■ Objective
Every record should be copied exactly, except that pictures are to be omitted.

— START OF Dataset excerpts —

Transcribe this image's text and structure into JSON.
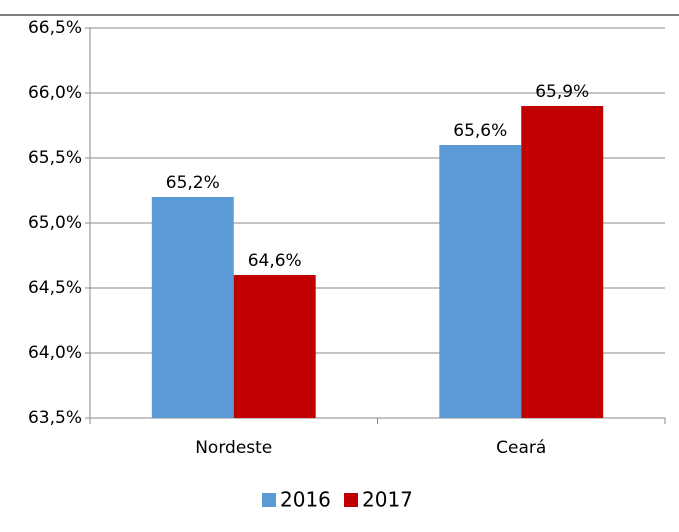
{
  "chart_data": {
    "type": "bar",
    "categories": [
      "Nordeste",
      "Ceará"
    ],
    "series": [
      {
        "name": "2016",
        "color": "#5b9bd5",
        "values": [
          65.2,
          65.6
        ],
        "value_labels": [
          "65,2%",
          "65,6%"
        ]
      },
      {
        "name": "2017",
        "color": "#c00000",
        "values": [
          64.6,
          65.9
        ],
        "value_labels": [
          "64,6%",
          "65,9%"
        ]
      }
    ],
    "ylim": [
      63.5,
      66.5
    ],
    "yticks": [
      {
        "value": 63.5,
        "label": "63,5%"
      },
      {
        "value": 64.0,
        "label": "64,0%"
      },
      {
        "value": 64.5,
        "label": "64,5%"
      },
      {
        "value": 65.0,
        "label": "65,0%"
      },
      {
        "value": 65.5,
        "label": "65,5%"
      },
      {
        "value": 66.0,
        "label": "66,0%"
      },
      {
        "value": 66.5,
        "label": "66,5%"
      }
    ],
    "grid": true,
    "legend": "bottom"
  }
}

— END OF Dataset excerpts —

■ Solution to this task
Transcribe this image's text and structure into JSON.
{
  "chart_data": {
    "type": "bar",
    "categories": [
      "Nordeste",
      "Ceará"
    ],
    "series": [
      {
        "name": "2016",
        "color": "#5b9bd5",
        "values": [
          65.2,
          65.6
        ],
        "value_labels": [
          "65,2%",
          "65,6%"
        ]
      },
      {
        "name": "2017",
        "color": "#c00000",
        "values": [
          64.6,
          65.9
        ],
        "value_labels": [
          "64,6%",
          "65,9%"
        ]
      }
    ],
    "ylim": [
      63.5,
      66.5
    ],
    "yticks": [
      {
        "value": 63.5,
        "label": "63,5%"
      },
      {
        "value": 64.0,
        "label": "64,0%"
      },
      {
        "value": 64.5,
        "label": "64,5%"
      },
      {
        "value": 65.0,
        "label": "65,0%"
      },
      {
        "value": 65.5,
        "label": "65,5%"
      },
      {
        "value": 66.0,
        "label": "66,0%"
      },
      {
        "value": 66.5,
        "label": "66,5%"
      }
    ],
    "grid": true,
    "legend": "bottom"
  }
}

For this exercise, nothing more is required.